Filter the lines below, copying only those with the string "proceeded".

○ ○ ○

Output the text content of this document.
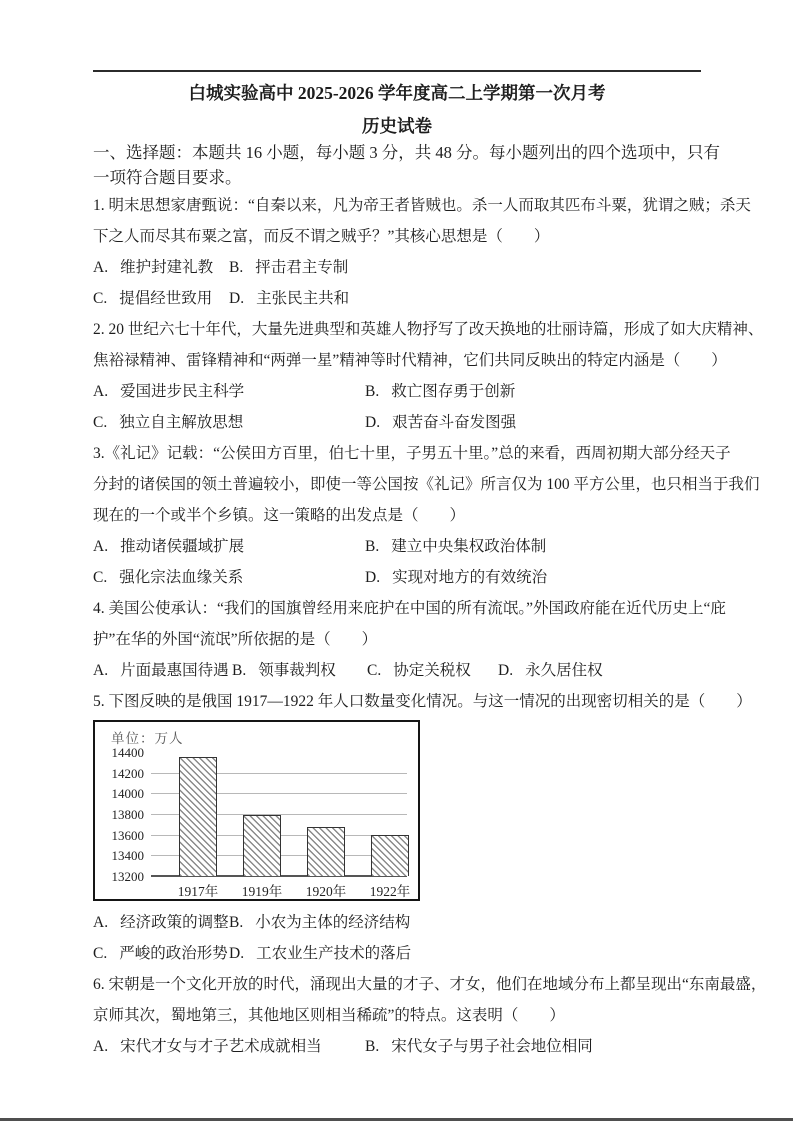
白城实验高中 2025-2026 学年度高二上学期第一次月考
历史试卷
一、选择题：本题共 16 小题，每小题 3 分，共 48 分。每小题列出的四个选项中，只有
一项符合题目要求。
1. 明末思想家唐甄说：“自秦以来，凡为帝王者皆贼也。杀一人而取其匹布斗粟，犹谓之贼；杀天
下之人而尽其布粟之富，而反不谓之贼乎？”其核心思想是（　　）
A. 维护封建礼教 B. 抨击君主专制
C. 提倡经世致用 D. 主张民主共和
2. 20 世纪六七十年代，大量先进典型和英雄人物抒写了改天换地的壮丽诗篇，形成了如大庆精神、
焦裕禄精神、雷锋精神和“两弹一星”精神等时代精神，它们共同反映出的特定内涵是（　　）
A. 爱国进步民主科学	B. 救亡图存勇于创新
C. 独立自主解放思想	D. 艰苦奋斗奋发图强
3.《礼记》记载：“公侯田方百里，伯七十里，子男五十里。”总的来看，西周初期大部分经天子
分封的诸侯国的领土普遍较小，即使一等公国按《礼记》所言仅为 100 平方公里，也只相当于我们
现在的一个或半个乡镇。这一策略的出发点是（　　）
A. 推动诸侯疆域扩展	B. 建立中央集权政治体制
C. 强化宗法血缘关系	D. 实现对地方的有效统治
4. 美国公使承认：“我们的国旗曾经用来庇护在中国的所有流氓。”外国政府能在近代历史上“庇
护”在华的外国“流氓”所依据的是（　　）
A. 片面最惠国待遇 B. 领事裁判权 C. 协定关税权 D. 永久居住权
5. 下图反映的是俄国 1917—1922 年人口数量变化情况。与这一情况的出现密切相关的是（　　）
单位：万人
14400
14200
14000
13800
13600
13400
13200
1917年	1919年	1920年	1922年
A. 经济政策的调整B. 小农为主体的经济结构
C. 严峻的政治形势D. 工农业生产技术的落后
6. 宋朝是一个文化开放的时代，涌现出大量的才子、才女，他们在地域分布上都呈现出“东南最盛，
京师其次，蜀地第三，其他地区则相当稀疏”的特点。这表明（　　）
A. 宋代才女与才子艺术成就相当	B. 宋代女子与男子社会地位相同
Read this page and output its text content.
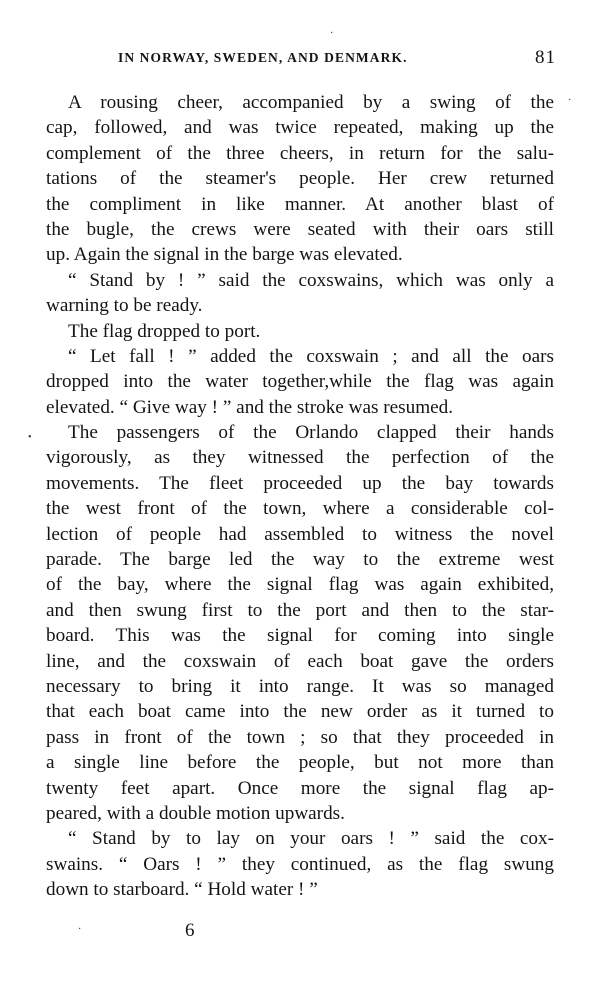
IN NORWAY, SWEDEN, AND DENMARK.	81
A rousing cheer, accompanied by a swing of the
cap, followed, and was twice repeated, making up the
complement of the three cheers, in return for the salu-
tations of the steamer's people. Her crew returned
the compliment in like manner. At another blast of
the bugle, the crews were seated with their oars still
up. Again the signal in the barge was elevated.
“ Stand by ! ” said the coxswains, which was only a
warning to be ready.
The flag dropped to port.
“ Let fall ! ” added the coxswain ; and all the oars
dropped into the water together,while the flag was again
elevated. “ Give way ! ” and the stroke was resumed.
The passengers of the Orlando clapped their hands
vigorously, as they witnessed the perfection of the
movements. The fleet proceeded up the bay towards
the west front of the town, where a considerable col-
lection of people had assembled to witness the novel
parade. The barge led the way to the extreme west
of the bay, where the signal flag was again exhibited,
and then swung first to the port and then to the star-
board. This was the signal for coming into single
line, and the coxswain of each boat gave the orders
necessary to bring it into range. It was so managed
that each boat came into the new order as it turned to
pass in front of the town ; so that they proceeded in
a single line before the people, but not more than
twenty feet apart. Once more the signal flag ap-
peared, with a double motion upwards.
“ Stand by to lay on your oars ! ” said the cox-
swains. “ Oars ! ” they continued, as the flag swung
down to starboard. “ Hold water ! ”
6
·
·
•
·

○ ○ ○

_SOLUTION FOR THIS TASK:_
movements. The fleet proceeded up the bay towards
pass in front of the town ; so that they proceeded in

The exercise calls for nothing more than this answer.